- Records supplied:
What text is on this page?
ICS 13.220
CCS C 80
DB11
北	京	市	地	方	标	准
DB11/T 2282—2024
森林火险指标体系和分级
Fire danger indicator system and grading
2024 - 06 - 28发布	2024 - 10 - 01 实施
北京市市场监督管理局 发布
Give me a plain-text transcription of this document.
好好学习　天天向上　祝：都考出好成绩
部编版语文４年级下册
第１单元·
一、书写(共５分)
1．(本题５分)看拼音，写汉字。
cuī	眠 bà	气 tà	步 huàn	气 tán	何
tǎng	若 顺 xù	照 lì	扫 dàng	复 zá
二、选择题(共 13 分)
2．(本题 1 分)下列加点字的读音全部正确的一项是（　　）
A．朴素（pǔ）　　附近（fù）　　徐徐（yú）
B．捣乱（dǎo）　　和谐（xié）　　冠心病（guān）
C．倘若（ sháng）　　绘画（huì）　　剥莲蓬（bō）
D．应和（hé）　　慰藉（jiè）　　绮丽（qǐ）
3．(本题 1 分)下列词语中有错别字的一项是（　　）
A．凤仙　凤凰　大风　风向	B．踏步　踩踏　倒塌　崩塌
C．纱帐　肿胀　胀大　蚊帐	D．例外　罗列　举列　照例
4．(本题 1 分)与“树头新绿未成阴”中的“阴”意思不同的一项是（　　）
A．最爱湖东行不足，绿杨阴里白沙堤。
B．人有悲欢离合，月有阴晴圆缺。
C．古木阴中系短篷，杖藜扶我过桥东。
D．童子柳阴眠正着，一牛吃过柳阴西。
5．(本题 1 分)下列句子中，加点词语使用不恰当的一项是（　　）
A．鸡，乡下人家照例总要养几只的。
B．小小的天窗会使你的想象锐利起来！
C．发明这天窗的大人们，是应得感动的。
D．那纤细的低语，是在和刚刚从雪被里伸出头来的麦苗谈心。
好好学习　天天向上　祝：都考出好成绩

- Requirements:
Repeat every record, keeping each word and mark exactly as it is.

- The completed task:
What text is on this page?
ICS 13.220
CCS C 80
DB11
北	京	市	地	方	标	准
DB11/T 2282—2024
森林火险指标体系和分级
Fire danger indicator system and grading
2024 - 06 - 28发布	2024 - 10 - 01 实施
北京市市场监督管理局 发布
Give me a plain-text transcription of this document.
好好学习　天天向上　祝：都考出好成绩
部编版语文４年级下册
第１单元·
一、书写(共５分)
1．(本题５分)看拼音，写汉字。
cuī	眠 bà	气 tà	步 huàn	气 tán	何
tǎng	若 顺 xù	照 lì	扫 dàng	复 zá
二、选择题(共 13 分)
2．(本题 1 分)下列加点字的读音全部正确的一项是（　　）
A．朴素（pǔ）　　附近（fù）　　徐徐（yú）
B．捣乱（dǎo）　　和谐（xié）　　冠心病（guān）
C．倘若（ sháng）　　绘画（huì）　　剥莲蓬（bō）
D．应和（hé）　　慰藉（jiè）　　绮丽（qǐ）
3．(本题 1 分)下列词语中有错别字的一项是（　　）
A．凤仙　凤凰　大风　风向	B．踏步　踩踏　倒塌　崩塌
C．纱帐　肿胀　胀大　蚊帐	D．例外　罗列　举列　照例
4．(本题 1 分)与“树头新绿未成阴”中的“阴”意思不同的一项是（　　）
A．最爱湖东行不足，绿杨阴里白沙堤。
B．人有悲欢离合，月有阴晴圆缺。
C．古木阴中系短篷，杖藜扶我过桥东。
D．童子柳阴眠正着，一牛吃过柳阴西。
5．(本题 1 分)下列句子中，加点词语使用不恰当的一项是（　　）
A．鸡，乡下人家照例总要养几只的。
B．小小的天窗会使你的想象锐利起来！
C．发明这天窗的大人们，是应得感动的。
D．那纤细的低语，是在和刚刚从雪被里伸出头来的麦苗谈心。
好好学习　天天向上　祝：都考出好成绩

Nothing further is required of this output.